TEXT SEGMENT:

##############################

Dongzhi in Macau in 2023

Dongzhi in Macau in 2023
  How long until Dongzhi?
  Dates of Dongzhi in Macau
2024 Dec 21, Dec 23
MacauMon, Dec 23Public Holiday
MacauSat, Dec 21Public Holiday
2023 Macau Fri, Dec 22 Public Holiday
2022 Macau Thu, Dec 22 Public Holiday
2021 Macau Tue, Dec 21 Public Holiday
2020 Macau Mon, Dec 21 Public Holiday

Dongzhi means extreme of winter and is an important festival marking end of shorter daylight

When is Dongzhi?

Dongzhi, also known as Dongji is celebrated annually on or around December 22nd.

It is a public holiday in Macau. In Hong Kong, most workplaces will close early even when it’s not an official public holiday. It is not a public holiday in other parts of East Asia, such as China, Taiwan and Korea, but remains an important and popular festival.

History of Dongzhi

In Chinese, Dongzhi ('dongzhi' in Mandarin and 'dung zi' in Cantonese) means 'extreme of winter' and the Dongzhi festival marks the Winter Solstice in the Northern Hemisphere.

The winter solstice occurs when the earth is tilted at its maximum annual angle away from the sun creating the day with the shortest amount of daylight.

The solstice marked the middle of winter in many ancient cultures. Solstice literally means 'the standing still of the sun' as the sun appears to do just that on sunrise on the solstice before it rises ever so slightly south on the next day.

Noting the arrival of the shortest day, was a time for celebration. Of course, winter wouldn't end for several months, but to know that you were past the middle and that the dark, cold nights would start to get shorter is an event that has been marked by feasts and rituals since the dawn of civilisation.

##############################

INFORMATION SUPPLIED:
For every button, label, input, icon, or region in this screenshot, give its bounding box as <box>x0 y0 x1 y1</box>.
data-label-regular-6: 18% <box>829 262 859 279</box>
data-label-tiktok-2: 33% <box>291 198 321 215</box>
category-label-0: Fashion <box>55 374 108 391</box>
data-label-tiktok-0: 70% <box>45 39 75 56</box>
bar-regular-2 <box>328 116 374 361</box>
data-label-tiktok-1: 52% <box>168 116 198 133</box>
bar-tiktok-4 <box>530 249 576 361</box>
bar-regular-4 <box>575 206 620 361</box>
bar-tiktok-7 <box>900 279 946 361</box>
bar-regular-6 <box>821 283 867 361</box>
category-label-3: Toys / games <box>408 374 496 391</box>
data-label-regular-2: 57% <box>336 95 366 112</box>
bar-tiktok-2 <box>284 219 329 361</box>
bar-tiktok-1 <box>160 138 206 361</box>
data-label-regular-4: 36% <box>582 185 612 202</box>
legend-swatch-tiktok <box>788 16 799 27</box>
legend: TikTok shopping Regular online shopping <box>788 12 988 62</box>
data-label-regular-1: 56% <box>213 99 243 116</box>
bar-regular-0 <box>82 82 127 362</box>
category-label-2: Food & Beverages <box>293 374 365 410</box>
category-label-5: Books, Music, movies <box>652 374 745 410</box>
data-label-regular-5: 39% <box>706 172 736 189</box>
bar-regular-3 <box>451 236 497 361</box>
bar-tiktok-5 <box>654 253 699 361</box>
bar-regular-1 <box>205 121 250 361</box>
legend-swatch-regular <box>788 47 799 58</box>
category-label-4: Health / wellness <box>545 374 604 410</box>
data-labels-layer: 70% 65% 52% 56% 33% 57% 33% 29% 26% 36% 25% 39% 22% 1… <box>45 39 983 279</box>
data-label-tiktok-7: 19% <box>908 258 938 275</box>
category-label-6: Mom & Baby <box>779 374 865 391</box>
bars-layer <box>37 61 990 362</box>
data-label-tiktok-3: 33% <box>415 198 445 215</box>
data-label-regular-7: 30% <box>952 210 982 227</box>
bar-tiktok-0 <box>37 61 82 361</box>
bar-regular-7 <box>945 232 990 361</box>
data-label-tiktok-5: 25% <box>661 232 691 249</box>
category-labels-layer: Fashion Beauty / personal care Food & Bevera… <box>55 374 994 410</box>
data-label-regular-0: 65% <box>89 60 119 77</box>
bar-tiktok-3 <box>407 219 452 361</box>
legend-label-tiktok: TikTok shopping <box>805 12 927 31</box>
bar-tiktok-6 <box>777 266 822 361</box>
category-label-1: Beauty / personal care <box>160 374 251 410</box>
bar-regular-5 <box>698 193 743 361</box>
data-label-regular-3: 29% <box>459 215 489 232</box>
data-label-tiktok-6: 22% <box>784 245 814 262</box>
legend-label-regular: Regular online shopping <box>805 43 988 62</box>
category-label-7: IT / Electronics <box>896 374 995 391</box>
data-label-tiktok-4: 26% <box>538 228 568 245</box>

##############################

WORK INSTRUCTION A:
According to the Dongzhi text, what does "solstice" literally mean?
WORK INSTRUCTION B:
Give each year the Dongzhi text lists dates for in Macau, with the date or dates shown for that year.
WORK INSTRUCTION C:
Please extend the Dongzhi text beyond its final sentence.
The records have nothing to do with the Dongzhi text.

EXPECTED ANSWER A:
'The standing still of the sun'.

EXPECTED ANSWER B:
- 2024: Sat, Dec 21 and Mon, Dec 23
- 2023: Fri, Dec 22
- 2022: Thu, Dec 22
- 2021: Tue, Dec 21
- 2020: Mon, Dec 21

EXPECTED ANSWER C:
As long ago as the  Zhou period (circa 1100BC-256BC), the Chinese were already observing the winter solstice as a state holiday.

This turning point of the year is an important aspect of Dongzhi with a traditional custom in parts of China being that on Dongzhi everyone turns one year older.

Certainly, the festival is a time to gather with your family and a common activity in southern China is the making and eating of a sweet soup containing balls of glutinous rice, called tangyuan. The spherical tangyuan, which can be stuffed with meat, some kind of sweet paste, or without filling, symbolise fullness and completeness.

In Hong Kong, tangyuan is almost always served as a dessert; the most popular fillings are sesame, red bean, or peanut paste. The clear syrup is sometimes flavoured with ginger or osmanthus flowers.

In Korea, a popular traditional food to eat on Dong-Ji is Patjuk, a red bean porridge. The custom is that the red colour of the porridge can ward off evil spirits and cure sickness.